**The exercise**
The records below hold pictures; please leave those out and retype the rest exactly.

**Dataset records**

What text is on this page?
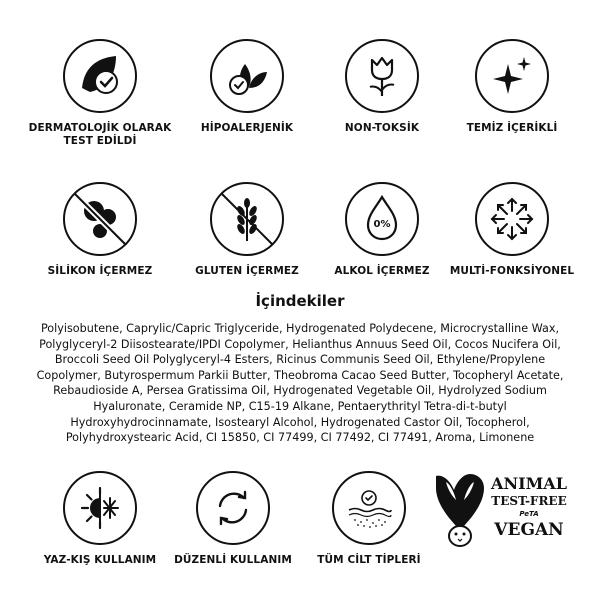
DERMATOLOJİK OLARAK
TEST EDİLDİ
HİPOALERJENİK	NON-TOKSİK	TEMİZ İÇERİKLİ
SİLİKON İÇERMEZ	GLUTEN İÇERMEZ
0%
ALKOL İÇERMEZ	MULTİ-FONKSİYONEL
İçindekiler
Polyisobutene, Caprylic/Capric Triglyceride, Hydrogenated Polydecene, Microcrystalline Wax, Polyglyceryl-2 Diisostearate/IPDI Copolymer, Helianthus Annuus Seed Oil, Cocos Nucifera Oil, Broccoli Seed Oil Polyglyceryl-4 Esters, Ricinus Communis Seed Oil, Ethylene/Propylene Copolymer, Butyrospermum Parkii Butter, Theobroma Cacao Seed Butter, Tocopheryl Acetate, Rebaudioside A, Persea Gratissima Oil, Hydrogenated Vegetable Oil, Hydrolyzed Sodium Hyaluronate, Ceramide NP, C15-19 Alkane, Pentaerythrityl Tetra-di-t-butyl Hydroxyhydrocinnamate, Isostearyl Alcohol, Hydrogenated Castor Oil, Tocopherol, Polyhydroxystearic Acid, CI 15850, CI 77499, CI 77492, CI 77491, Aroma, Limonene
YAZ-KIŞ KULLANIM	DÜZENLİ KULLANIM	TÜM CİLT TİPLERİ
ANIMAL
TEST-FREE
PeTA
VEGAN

**Exercise response**
What text is on this page?
DERMATOLOJİK OLARAK
TEST EDİLDİ
HİPOALERJENİK	NON-TOKSİK	TEMİZ İÇERİKLİ
SİLİKON İÇERMEZ	GLUTEN İÇERMEZ
0%
ALKOL İÇERMEZ	MULTİ-FONKSİYONEL
İçindekiler
Polyisobutene, Caprylic/Capric Triglyceride, Hydrogenated Polydecene, Microcrystalline Wax, Polyglyceryl-2 Diisostearate/IPDI Copolymer, Helianthus Annuus Seed Oil, Cocos Nucifera Oil, Broccoli Seed Oil Polyglyceryl-4 Esters, Ricinus Communis Seed Oil, Ethylene/Propylene Copolymer, Butyrospermum Parkii Butter, Theobroma Cacao Seed Butter, Tocopheryl Acetate, Rebaudioside A, Persea Gratissima Oil, Hydrogenated Vegetable Oil, Hydrolyzed Sodium Hyaluronate, Ceramide NP, C15-19 Alkane, Pentaerythrityl Tetra-di-t-butyl Hydroxyhydrocinnamate, Isostearyl Alcohol, Hydrogenated Castor Oil, Tocopherol, Polyhydroxystearic Acid, CI 15850, CI 77499, CI 77492, CI 77491, Aroma, Limonene
YAZ-KIŞ KULLANIM	DÜZENLİ KULLANIM	TÜM CİLT TİPLERİ
ANIMAL
TEST-FREE
PeTA
VEGAN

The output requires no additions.